Problem statement: Copy out every line of the records below word for word, changing nothing.

(Element and region data)
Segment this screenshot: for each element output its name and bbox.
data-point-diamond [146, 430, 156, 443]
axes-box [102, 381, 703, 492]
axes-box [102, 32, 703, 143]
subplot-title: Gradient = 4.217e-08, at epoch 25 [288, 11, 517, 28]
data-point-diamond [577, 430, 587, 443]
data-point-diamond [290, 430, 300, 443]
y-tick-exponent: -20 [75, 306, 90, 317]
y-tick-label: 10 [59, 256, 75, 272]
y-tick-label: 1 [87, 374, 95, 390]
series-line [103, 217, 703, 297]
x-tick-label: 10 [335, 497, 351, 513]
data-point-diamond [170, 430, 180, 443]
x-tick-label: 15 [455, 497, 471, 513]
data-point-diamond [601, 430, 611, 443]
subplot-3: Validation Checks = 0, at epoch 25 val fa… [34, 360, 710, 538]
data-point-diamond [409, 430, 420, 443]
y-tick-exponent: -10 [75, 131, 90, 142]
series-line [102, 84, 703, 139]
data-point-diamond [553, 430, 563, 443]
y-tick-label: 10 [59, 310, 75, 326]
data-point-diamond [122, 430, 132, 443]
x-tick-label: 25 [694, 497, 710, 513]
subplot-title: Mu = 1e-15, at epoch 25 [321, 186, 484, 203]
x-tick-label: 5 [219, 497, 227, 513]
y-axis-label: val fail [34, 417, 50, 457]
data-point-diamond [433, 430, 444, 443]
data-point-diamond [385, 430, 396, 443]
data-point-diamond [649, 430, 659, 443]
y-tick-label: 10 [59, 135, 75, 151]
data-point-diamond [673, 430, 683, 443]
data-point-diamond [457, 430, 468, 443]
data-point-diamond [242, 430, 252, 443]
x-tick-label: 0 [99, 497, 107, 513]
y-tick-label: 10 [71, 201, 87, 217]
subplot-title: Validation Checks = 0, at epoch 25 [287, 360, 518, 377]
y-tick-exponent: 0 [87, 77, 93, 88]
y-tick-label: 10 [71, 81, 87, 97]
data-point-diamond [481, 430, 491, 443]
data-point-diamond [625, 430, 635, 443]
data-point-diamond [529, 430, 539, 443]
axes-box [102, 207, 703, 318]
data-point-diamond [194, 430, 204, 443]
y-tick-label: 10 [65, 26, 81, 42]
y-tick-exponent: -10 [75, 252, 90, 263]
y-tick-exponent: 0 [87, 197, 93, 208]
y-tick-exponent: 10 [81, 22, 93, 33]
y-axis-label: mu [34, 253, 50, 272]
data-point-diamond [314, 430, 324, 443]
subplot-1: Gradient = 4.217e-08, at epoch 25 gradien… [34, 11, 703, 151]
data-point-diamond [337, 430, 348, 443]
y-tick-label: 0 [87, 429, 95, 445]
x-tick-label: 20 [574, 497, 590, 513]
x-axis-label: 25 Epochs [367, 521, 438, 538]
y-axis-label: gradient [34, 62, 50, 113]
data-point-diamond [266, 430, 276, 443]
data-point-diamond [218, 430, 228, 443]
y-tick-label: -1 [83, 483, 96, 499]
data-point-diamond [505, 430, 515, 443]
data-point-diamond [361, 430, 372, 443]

Completed task:
Segment this screenshot: for each element output its name and bbox.
data-point-diamond [146, 430, 156, 443]
axes-box [102, 381, 703, 492]
axes-box [102, 32, 703, 143]
subplot-title: Gradient = 4.217e-08, at epoch 25 [288, 11, 517, 28]
data-point-diamond [577, 430, 587, 443]
data-point-diamond [290, 430, 300, 443]
y-tick-exponent: -20 [75, 306, 90, 317]
y-tick-label: 10 [59, 256, 75, 272]
y-tick-label: 1 [87, 374, 95, 390]
series-line [103, 217, 703, 297]
x-tick-label: 10 [335, 497, 351, 513]
data-point-diamond [170, 430, 180, 443]
x-tick-label: 15 [455, 497, 471, 513]
data-point-diamond [601, 430, 611, 443]
subplot-3: Validation Checks = 0, at epoch 25 val fa… [34, 360, 710, 538]
data-point-diamond [409, 430, 420, 443]
y-tick-exponent: -10 [75, 131, 90, 142]
series-line [102, 84, 703, 139]
data-point-diamond [553, 430, 563, 443]
y-tick-label: 10 [59, 310, 75, 326]
data-point-diamond [122, 430, 132, 443]
x-tick-label: 25 [694, 497, 710, 513]
subplot-title: Mu = 1e-15, at epoch 25 [321, 186, 484, 203]
x-tick-label: 5 [219, 497, 227, 513]
y-axis-label: val fail [34, 417, 50, 457]
data-point-diamond [433, 430, 444, 443]
data-point-diamond [385, 430, 396, 443]
data-point-diamond [649, 430, 659, 443]
y-tick-label: 10 [59, 135, 75, 151]
data-point-diamond [673, 430, 683, 443]
data-point-diamond [457, 430, 468, 443]
data-point-diamond [242, 430, 252, 443]
x-tick-label: 0 [99, 497, 107, 513]
y-tick-label: 10 [71, 201, 87, 217]
subplot-title: Validation Checks = 0, at epoch 25 [287, 360, 518, 377]
y-tick-exponent: 0 [87, 77, 93, 88]
y-tick-label: 10 [71, 81, 87, 97]
data-point-diamond [481, 430, 491, 443]
data-point-diamond [625, 430, 635, 443]
data-point-diamond [529, 430, 539, 443]
axes-box [102, 207, 703, 318]
data-point-diamond [194, 430, 204, 443]
y-tick-label: 10 [65, 26, 81, 42]
y-tick-exponent: -10 [75, 252, 90, 263]
y-tick-exponent: 0 [87, 197, 93, 208]
y-tick-exponent: 10 [81, 22, 93, 33]
y-axis-label: mu [34, 253, 50, 272]
data-point-diamond [314, 430, 324, 443]
subplot-1: Gradient = 4.217e-08, at epoch 25 gradien… [34, 11, 703, 151]
data-point-diamond [337, 430, 348, 443]
y-tick-label: 0 [87, 429, 95, 445]
x-tick-label: 20 [574, 497, 590, 513]
x-axis-label: 25 Epochs [367, 521, 438, 538]
y-axis-label: gradient [34, 62, 50, 113]
data-point-diamond [266, 430, 276, 443]
data-point-diamond [218, 430, 228, 443]
y-tick-label: -1 [83, 483, 96, 499]
data-point-diamond [505, 430, 515, 443]
data-point-diamond [361, 430, 372, 443]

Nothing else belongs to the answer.